* [Data records]

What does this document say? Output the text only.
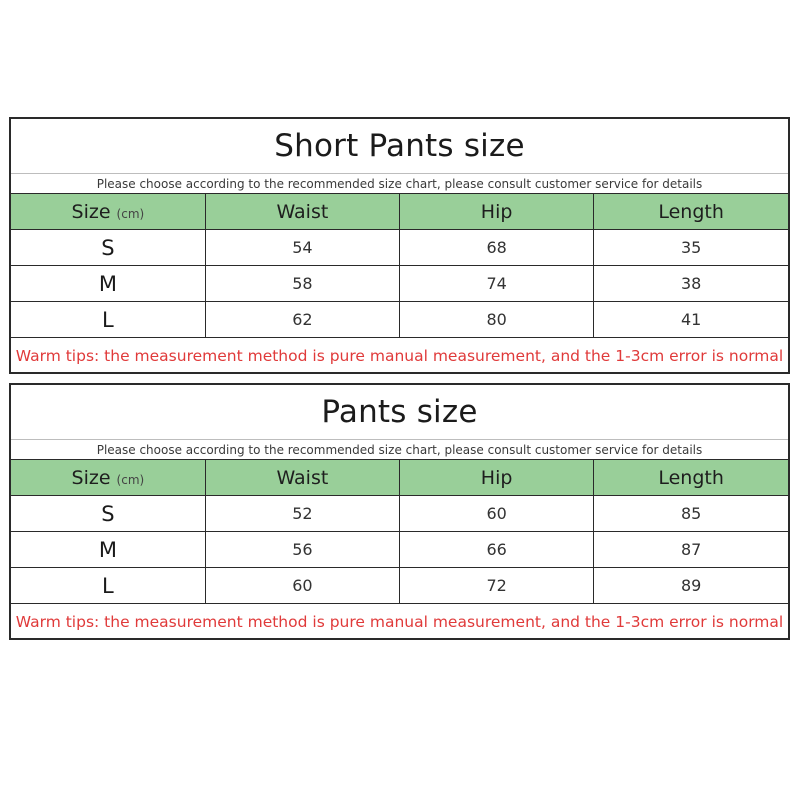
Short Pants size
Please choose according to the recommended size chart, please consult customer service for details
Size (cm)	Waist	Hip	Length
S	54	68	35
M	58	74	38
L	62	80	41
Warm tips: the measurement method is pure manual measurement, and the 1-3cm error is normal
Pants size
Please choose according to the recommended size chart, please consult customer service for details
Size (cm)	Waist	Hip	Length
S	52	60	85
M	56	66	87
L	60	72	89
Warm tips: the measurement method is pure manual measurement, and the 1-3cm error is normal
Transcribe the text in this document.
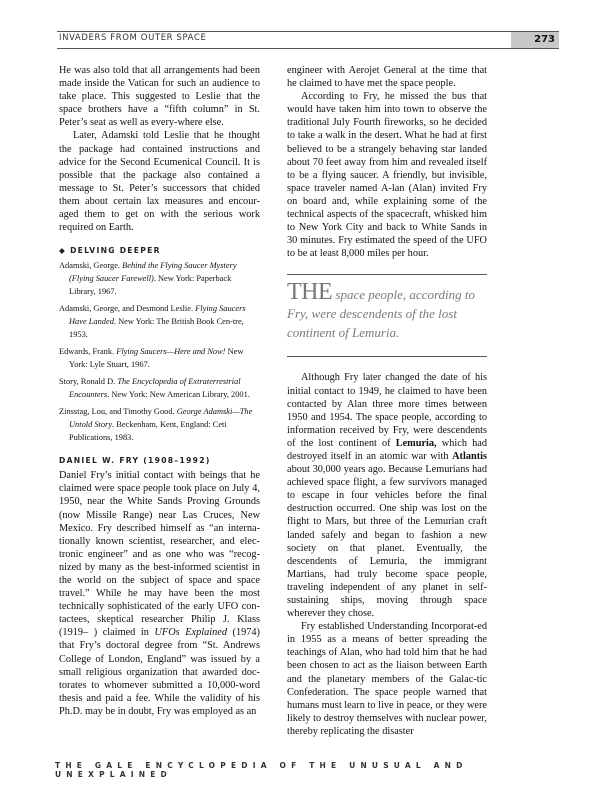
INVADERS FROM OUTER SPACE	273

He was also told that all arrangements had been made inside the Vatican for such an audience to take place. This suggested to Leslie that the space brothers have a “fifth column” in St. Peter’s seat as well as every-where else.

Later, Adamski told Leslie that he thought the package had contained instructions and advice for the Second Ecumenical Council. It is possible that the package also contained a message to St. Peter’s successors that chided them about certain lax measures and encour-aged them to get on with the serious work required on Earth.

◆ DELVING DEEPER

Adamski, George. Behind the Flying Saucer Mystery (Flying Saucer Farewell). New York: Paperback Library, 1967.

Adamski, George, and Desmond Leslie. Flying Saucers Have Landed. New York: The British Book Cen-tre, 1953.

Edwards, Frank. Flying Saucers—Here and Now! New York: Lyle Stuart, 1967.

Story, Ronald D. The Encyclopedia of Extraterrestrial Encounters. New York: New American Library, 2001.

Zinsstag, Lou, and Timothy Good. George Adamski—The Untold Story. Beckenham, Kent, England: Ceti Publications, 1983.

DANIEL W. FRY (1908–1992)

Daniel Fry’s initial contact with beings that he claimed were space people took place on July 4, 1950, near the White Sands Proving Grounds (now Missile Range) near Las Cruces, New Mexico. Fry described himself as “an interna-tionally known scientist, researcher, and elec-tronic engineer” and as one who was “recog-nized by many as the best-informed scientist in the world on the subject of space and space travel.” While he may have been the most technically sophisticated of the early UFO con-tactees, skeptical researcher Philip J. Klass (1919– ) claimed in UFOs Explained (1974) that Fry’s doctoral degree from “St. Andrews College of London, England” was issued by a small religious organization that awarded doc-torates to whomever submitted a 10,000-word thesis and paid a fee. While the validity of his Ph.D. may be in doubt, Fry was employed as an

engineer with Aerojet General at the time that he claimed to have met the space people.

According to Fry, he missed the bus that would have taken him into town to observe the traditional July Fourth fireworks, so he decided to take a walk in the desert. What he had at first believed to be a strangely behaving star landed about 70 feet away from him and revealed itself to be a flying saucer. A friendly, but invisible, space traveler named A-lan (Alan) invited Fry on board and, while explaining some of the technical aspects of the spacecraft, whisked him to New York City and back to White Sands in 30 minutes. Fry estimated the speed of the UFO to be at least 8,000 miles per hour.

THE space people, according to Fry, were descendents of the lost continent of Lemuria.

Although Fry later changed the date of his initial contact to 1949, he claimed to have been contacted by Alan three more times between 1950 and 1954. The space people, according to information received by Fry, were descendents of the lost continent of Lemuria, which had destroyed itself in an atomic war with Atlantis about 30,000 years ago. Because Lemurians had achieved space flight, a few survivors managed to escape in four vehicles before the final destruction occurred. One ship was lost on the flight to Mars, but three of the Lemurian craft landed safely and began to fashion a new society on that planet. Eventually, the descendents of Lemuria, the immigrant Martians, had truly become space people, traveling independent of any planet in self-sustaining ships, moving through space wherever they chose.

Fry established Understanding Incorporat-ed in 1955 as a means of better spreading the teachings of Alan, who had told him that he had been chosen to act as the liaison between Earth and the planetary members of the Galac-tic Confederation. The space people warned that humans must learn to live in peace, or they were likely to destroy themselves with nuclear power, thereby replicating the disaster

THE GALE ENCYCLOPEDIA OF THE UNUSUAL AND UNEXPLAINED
==
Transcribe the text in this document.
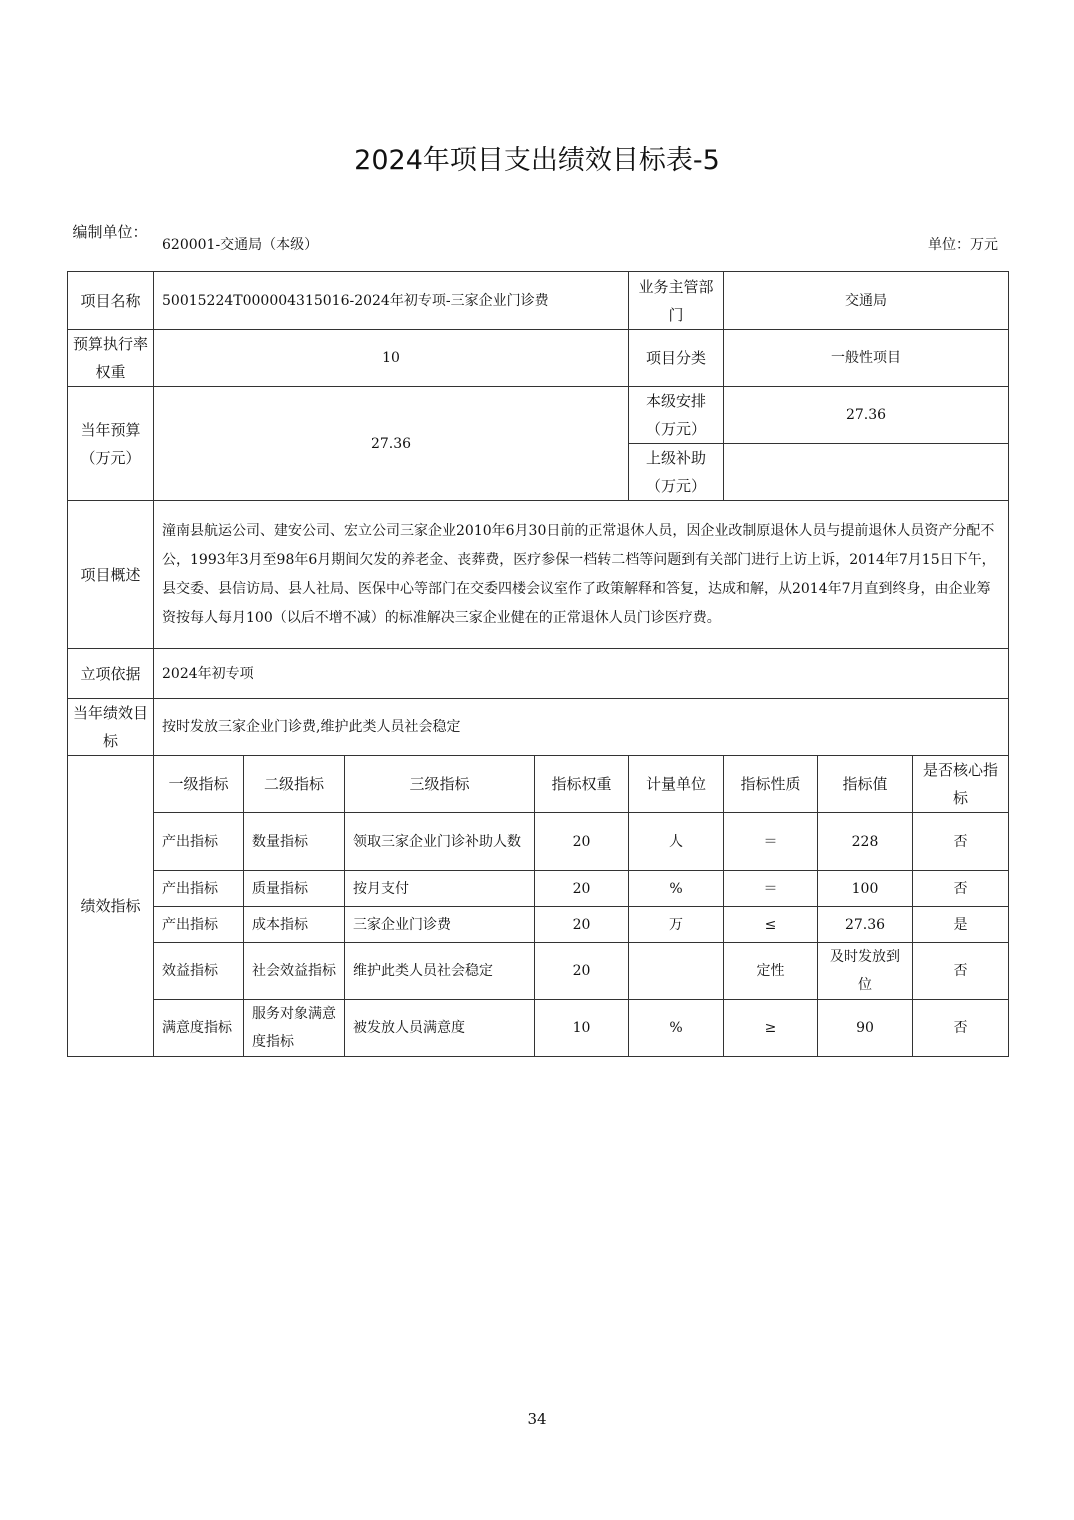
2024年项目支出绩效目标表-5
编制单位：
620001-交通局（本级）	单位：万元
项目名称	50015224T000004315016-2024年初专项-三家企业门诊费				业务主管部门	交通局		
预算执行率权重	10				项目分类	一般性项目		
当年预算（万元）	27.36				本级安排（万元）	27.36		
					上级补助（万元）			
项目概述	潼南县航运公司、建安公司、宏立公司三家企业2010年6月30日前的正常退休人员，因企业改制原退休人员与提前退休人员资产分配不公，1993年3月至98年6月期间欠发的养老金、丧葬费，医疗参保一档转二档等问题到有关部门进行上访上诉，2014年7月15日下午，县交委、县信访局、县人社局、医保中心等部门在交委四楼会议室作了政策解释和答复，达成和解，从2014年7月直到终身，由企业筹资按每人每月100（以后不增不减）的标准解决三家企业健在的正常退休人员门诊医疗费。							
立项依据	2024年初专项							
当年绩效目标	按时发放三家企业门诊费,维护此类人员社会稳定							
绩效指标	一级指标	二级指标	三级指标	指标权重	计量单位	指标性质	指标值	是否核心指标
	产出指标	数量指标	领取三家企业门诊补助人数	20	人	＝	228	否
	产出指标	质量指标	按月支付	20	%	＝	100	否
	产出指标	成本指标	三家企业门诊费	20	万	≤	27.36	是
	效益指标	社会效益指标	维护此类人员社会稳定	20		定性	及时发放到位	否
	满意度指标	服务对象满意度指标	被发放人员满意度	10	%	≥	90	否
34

* [Required work] Count the lines in the records above that contain the word "维护此类人员社会稳定", and reply with only that number.

* [Result of the task] 2